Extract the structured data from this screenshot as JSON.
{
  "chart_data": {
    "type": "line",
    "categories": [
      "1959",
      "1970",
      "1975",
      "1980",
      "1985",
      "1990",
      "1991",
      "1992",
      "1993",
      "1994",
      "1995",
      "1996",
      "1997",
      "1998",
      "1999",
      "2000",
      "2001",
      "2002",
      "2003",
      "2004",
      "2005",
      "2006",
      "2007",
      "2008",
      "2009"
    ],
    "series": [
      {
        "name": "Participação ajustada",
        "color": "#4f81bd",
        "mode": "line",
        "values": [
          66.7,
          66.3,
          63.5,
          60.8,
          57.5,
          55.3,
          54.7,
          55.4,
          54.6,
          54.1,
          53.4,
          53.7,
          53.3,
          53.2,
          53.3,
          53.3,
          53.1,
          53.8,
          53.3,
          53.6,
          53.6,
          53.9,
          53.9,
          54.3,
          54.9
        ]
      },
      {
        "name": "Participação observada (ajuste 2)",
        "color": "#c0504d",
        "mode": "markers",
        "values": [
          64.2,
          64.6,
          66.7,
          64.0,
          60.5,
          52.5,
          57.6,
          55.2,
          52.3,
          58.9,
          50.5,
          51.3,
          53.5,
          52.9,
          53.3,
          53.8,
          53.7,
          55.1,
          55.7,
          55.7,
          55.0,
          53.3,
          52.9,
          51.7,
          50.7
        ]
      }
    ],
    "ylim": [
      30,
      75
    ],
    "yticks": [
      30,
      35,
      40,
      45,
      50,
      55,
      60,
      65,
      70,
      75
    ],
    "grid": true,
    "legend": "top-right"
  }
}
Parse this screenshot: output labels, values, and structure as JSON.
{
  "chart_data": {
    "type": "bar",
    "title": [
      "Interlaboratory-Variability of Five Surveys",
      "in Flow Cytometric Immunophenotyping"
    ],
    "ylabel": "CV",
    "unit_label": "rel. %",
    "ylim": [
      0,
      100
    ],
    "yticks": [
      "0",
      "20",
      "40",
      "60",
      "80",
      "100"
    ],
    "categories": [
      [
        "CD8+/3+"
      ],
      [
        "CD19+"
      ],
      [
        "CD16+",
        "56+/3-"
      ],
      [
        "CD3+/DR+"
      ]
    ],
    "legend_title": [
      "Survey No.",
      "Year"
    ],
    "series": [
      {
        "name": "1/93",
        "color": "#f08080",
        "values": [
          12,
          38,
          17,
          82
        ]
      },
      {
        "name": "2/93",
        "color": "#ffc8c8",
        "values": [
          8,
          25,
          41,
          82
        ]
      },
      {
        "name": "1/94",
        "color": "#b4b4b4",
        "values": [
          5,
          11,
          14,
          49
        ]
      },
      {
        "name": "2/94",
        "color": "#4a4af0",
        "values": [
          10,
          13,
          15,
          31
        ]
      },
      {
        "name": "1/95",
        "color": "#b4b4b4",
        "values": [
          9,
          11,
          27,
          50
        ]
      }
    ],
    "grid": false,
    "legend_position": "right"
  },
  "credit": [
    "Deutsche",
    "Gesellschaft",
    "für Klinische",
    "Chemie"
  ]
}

———

_TASK PROMPT:_ From the records above, extract every entry exactly as given.

_RESPONSE TO THE EXERCISE:_
Extract the structured data from this screenshot as JSON.
{
  "chart_data": {
    "type": "line",
    "categories": [
      "1959",
      "1970",
      "1975",
      "1980",
      "1985",
      "1990",
      "1991",
      "1992",
      "1993",
      "1994",
      "1995",
      "1996",
      "1997",
      "1998",
      "1999",
      "2000",
      "2001",
      "2002",
      "2003",
      "2004",
      "2005",
      "2006",
      "2007",
      "2008",
      "2009"
    ],
    "series": [
      {
        "name": "Participação ajustada",
        "color": "#4f81bd",
        "mode": "line",
        "values": [
          66.7,
          66.3,
          63.5,
          60.8,
          57.5,
          55.3,
          54.7,
          55.4,
          54.6,
          54.1,
          53.4,
          53.7,
          53.3,
          53.2,
          53.3,
          53.3,
          53.1,
          53.8,
          53.3,
          53.6,
          53.6,
          53.9,
          53.9,
          54.3,
          54.9
        ]
      },
      {
        "name": "Participação observada (ajuste 2)",
        "color": "#c0504d",
        "mode": "markers",
        "values": [
          64.2,
          64.6,
          66.7,
          64.0,
          60.5,
          52.5,
          57.6,
          55.2,
          52.3,
          58.9,
          50.5,
          51.3,
          53.5,
          52.9,
          53.3,
          53.8,
          53.7,
          55.1,
          55.7,
          55.7,
          55.0,
          53.3,
          52.9,
          51.7,
          50.7
        ]
      }
    ],
    "ylim": [
      30,
      75
    ],
    "yticks": [
      30,
      35,
      40,
      45,
      50,
      55,
      60,
      65,
      70,
      75
    ],
    "grid": true,
    "legend": "top-right"
  }
}
Parse this screenshot: output labels, values, and structure as JSON.
{
  "chart_data": {
    "type": "bar",
    "title": [
      "Interlaboratory-Variability of Five Surveys",
      "in Flow Cytometric Immunophenotyping"
    ],
    "ylabel": "CV",
    "unit_label": "rel. %",
    "ylim": [
      0,
      100
    ],
    "yticks": [
      "0",
      "20",
      "40",
      "60",
      "80",
      "100"
    ],
    "categories": [
      [
        "CD8+/3+"
      ],
      [
        "CD19+"
      ],
      [
        "CD16+",
        "56+/3-"
      ],
      [
        "CD3+/DR+"
      ]
    ],
    "legend_title": [
      "Survey No.",
      "Year"
    ],
    "series": [
      {
        "name": "1/93",
        "color": "#f08080",
        "values": [
          12,
          38,
          17,
          82
        ]
      },
      {
        "name": "2/93",
        "color": "#ffc8c8",
        "values": [
          8,
          25,
          41,
          82
        ]
      },
      {
        "name": "1/94",
        "color": "#b4b4b4",
        "values": [
          5,
          11,
          14,
          49
        ]
      },
      {
        "name": "2/94",
        "color": "#4a4af0",
        "values": [
          10,
          13,
          15,
          31
        ]
      },
      {
        "name": "1/95",
        "color": "#b4b4b4",
        "values": [
          9,
          11,
          27,
          50
        ]
      }
    ],
    "grid": false,
    "legend_position": "right"
  },
  "credit": [
    "Deutsche",
    "Gesellschaft",
    "für Klinische",
    "Chemie"
  ]
}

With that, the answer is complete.